Saved entries:
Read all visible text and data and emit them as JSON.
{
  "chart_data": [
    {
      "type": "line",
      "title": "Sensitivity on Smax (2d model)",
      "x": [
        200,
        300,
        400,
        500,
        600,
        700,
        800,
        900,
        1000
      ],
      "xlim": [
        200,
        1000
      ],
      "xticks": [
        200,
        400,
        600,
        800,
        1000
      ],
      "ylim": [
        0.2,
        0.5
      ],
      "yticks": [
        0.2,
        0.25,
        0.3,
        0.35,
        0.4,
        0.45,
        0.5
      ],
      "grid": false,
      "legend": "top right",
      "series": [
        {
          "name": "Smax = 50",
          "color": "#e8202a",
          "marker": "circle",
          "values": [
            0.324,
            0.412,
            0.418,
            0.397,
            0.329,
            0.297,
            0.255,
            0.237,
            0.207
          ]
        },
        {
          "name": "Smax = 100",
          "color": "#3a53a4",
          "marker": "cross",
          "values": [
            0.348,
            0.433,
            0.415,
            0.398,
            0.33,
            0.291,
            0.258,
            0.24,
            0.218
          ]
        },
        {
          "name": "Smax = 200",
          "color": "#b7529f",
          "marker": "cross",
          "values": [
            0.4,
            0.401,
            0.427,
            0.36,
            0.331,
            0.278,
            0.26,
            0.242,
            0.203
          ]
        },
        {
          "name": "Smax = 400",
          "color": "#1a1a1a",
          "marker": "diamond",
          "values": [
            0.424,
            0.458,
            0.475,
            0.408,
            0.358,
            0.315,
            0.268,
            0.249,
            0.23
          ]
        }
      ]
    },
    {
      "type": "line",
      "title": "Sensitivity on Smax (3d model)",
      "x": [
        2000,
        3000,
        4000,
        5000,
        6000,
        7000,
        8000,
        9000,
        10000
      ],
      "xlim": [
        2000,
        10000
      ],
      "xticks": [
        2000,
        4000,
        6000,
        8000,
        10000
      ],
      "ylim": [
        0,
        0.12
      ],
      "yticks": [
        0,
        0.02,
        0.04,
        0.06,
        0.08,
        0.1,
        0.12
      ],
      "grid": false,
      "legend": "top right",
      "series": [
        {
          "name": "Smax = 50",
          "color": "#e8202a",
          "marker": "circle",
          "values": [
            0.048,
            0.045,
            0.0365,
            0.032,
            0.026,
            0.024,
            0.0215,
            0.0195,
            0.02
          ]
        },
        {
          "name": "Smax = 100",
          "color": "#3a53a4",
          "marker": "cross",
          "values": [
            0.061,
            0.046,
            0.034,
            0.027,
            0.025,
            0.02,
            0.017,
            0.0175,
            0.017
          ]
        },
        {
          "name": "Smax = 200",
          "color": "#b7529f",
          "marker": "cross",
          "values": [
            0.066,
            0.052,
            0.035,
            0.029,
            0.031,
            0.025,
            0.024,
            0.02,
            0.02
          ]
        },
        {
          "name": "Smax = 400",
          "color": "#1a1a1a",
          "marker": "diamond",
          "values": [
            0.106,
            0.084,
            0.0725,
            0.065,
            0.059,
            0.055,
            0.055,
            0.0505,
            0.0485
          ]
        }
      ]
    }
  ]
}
* * *
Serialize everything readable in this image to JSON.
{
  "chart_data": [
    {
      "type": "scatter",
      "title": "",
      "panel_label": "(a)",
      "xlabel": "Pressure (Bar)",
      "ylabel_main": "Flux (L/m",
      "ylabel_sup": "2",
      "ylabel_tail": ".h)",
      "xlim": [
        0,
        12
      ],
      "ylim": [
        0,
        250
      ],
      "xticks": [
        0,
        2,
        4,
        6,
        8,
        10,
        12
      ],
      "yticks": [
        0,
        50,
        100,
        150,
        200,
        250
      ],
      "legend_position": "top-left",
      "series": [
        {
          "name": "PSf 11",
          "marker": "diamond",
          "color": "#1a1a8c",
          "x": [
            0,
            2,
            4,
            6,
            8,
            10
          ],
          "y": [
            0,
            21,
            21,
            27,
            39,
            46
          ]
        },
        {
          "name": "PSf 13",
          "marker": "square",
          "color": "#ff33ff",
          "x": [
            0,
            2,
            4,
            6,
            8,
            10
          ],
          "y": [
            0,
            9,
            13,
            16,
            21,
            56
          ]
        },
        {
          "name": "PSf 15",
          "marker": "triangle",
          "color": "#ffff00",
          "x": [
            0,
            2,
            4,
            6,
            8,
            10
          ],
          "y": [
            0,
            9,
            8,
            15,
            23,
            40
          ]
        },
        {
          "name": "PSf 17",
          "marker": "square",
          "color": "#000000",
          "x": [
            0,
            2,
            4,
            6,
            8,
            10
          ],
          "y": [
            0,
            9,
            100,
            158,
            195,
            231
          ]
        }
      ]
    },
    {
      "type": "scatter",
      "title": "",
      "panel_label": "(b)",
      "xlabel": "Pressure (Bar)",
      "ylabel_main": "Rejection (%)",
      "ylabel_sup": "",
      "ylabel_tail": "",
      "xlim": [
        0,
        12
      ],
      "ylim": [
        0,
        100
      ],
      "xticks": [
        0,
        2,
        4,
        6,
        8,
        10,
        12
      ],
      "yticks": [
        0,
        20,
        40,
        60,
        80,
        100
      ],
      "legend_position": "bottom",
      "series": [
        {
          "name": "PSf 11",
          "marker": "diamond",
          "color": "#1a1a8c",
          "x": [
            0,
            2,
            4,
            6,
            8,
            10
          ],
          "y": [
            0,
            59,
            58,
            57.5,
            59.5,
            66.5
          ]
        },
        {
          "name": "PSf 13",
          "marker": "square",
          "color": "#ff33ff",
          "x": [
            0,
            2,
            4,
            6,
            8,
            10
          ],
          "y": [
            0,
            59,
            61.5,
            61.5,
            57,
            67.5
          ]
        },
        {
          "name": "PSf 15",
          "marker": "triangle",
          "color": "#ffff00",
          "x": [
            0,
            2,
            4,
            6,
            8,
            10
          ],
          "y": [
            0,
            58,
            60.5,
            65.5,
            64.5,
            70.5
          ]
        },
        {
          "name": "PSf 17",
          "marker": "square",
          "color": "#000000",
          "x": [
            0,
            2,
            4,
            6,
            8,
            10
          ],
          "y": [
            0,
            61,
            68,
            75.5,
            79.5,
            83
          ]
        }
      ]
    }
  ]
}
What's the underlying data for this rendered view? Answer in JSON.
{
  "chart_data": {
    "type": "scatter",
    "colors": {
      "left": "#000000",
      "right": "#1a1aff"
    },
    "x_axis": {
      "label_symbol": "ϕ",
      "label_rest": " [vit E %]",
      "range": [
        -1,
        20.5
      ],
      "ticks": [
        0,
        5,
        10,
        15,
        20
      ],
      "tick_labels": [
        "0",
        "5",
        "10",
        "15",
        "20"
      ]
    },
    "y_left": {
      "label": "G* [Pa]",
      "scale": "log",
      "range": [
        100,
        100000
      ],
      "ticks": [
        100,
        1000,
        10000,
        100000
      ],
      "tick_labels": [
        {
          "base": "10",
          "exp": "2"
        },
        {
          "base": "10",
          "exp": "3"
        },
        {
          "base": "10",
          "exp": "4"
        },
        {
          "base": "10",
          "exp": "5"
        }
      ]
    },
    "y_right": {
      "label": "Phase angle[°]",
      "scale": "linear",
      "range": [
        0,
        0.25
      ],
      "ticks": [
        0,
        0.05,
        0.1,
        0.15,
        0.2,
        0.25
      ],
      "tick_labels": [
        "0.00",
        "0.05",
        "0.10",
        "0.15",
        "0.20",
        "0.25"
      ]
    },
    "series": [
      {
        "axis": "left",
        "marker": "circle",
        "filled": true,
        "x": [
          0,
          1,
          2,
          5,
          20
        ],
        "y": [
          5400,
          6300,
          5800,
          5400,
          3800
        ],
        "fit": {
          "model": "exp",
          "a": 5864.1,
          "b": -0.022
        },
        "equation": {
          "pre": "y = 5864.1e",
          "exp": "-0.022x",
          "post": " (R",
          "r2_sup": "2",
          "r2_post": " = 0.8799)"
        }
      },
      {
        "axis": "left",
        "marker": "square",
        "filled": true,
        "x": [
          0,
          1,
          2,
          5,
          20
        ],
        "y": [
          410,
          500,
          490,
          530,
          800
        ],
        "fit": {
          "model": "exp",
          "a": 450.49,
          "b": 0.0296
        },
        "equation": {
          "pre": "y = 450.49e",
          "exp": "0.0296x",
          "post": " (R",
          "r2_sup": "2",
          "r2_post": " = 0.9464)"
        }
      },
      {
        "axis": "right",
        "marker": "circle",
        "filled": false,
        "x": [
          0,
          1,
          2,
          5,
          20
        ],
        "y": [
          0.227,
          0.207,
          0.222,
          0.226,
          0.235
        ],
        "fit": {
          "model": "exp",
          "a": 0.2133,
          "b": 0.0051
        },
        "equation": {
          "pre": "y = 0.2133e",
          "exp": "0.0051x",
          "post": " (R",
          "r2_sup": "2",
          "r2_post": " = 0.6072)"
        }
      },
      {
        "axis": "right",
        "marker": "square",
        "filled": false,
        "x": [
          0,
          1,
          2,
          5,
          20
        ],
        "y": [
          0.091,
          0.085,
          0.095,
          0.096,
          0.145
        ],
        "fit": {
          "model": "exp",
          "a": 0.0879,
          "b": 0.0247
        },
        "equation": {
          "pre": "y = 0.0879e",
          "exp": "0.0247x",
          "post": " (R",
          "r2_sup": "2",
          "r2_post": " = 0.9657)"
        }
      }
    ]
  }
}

▶ WORK TO DO
Show each line of the listing that holds the string "this".

▶ THE OUTPUT
Serialize everything readable in this image to JSON.
What's the underlying data for this rendered view? Answer in JSON.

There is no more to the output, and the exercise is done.